[Listing]:
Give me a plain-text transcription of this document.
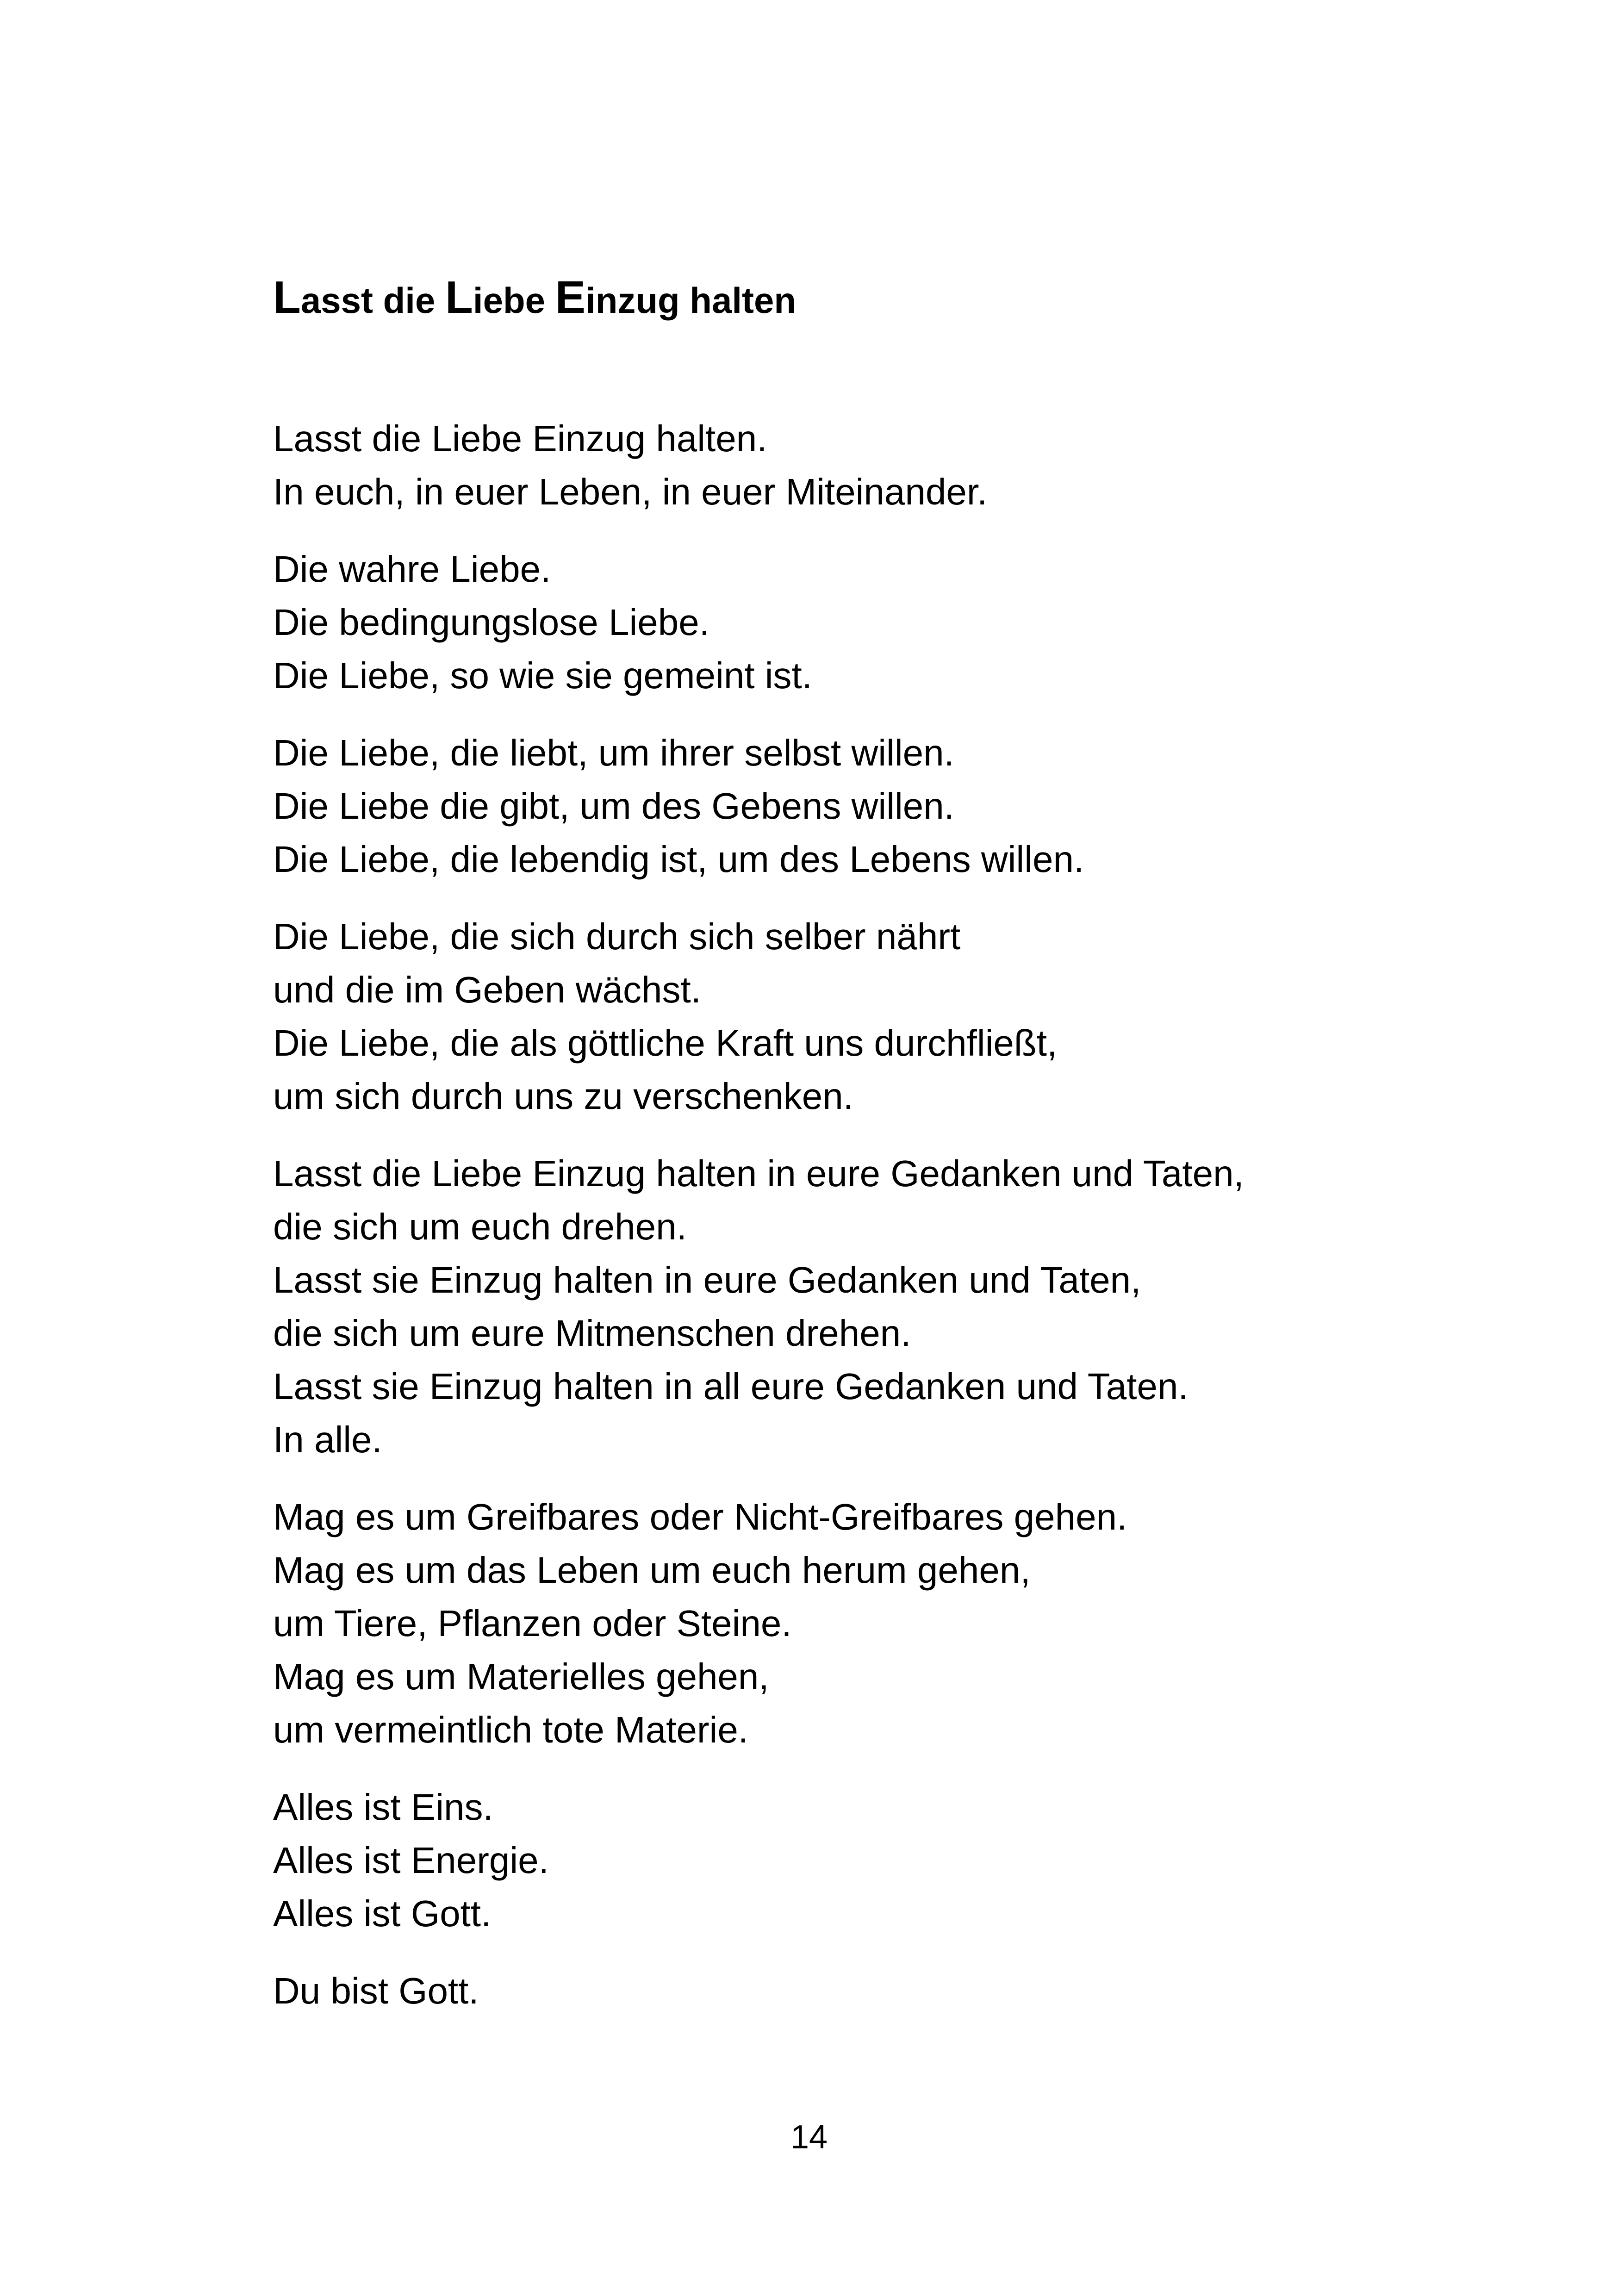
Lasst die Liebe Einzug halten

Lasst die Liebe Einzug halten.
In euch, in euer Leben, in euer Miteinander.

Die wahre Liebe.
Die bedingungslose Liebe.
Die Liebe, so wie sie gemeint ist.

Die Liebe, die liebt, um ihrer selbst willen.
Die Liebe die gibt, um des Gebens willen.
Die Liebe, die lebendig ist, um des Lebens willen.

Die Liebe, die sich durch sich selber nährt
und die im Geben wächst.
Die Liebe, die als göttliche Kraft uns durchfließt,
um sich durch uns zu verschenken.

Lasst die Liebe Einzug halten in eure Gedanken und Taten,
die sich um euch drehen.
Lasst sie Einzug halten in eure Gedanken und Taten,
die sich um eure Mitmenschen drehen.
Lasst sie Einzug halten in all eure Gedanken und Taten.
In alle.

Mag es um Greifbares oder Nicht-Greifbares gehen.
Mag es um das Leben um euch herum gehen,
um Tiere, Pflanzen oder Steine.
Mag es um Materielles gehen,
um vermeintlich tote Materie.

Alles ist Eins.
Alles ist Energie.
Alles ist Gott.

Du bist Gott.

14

[Task prompt]: Gather each line from the listing above that holds "eure".

[Answer for this exercise]:
Lasst die Liebe Einzug halten in eure Gedanken und Taten,
Lasst sie Einzug halten in eure Gedanken und Taten,
die sich um eure Mitmenschen drehen.
Lasst sie Einzug halten in all eure Gedanken und Taten.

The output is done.